[Task directions] Copy all of the records below verbatim.

====== Records for this exercise

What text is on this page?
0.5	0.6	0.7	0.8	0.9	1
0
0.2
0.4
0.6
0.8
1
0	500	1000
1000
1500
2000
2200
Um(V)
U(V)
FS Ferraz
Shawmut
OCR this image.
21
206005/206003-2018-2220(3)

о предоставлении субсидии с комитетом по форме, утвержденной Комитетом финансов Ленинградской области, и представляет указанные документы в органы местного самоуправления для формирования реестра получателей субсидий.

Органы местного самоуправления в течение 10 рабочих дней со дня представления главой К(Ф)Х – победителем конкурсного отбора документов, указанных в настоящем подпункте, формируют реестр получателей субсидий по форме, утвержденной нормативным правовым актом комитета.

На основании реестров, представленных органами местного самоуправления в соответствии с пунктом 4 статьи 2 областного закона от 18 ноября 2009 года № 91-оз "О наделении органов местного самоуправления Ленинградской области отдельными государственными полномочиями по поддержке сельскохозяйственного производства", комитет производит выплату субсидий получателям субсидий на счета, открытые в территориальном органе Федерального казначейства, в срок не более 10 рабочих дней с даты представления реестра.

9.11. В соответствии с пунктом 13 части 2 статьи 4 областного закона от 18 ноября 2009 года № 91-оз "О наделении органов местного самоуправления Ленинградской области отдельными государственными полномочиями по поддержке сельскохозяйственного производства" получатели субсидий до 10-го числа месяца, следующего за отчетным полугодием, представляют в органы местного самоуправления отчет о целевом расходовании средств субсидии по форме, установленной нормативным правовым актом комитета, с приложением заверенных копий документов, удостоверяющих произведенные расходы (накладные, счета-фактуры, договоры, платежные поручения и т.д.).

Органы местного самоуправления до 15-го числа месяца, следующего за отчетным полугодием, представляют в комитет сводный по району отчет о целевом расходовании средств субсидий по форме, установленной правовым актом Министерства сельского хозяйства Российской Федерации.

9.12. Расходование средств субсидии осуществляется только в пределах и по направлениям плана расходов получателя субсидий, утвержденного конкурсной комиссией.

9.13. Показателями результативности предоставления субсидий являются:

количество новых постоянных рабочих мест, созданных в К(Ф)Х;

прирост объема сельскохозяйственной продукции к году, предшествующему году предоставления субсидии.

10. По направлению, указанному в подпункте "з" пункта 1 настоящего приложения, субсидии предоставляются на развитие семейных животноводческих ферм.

============

[Complete response]
What text is on this page?
0.5	0.6	0.7	0.8	0.9	1
0
0.2
0.4
0.6
0.8
1
0	500	1000
1000
1500
2000
2200
Um(V)
U(V)
FS Ferraz
Shawmut
OCR this image.
21
206005/206003-2018-2220(3)

о предоставлении субсидии с комитетом по форме, утвержденной Комитетом финансов Ленинградской области, и представляет указанные документы в органы местного самоуправления для формирования реестра получателей субсидий.

Органы местного самоуправления в течение 10 рабочих дней со дня представления главой К(Ф)Х – победителем конкурсного отбора документов, указанных в настоящем подпункте, формируют реестр получателей субсидий по форме, утвержденной нормативным правовым актом комитета.

На основании реестров, представленных органами местного самоуправления в соответствии с пунктом 4 статьи 2 областного закона от 18 ноября 2009 года № 91-оз "О наделении органов местного самоуправления Ленинградской области отдельными государственными полномочиями по поддержке сельскохозяйственного производства", комитет производит выплату субсидий получателям субсидий на счета, открытые в территориальном органе Федерального казначейства, в срок не более 10 рабочих дней с даты представления реестра.

9.11. В соответствии с пунктом 13 части 2 статьи 4 областного закона от 18 ноября 2009 года № 91-оз "О наделении органов местного самоуправления Ленинградской области отдельными государственными полномочиями по поддержке сельскохозяйственного производства" получатели субсидий до 10-го числа месяца, следующего за отчетным полугодием, представляют в органы местного самоуправления отчет о целевом расходовании средств субсидии по форме, установленной нормативным правовым актом комитета, с приложением заверенных копий документов, удостоверяющих произведенные расходы (накладные, счета-фактуры, договоры, платежные поручения и т.д.).

Органы местного самоуправления до 15-го числа месяца, следующего за отчетным полугодием, представляют в комитет сводный по району отчет о целевом расходовании средств субсидий по форме, установленной правовым актом Министерства сельского хозяйства Российской Федерации.

9.12. Расходование средств субсидии осуществляется только в пределах и по направлениям плана расходов получателя субсидий, утвержденного конкурсной комиссией.

9.13. Показателями результативности предоставления субсидий являются:

количество новых постоянных рабочих мест, созданных в К(Ф)Х;

прирост объема сельскохозяйственной продукции к году, предшествующему году предоставления субсидии.

10. По направлению, указанному в подпункте "з" пункта 1 настоящего приложения, субсидии предоставляются на развитие семейных животноводческих ферм.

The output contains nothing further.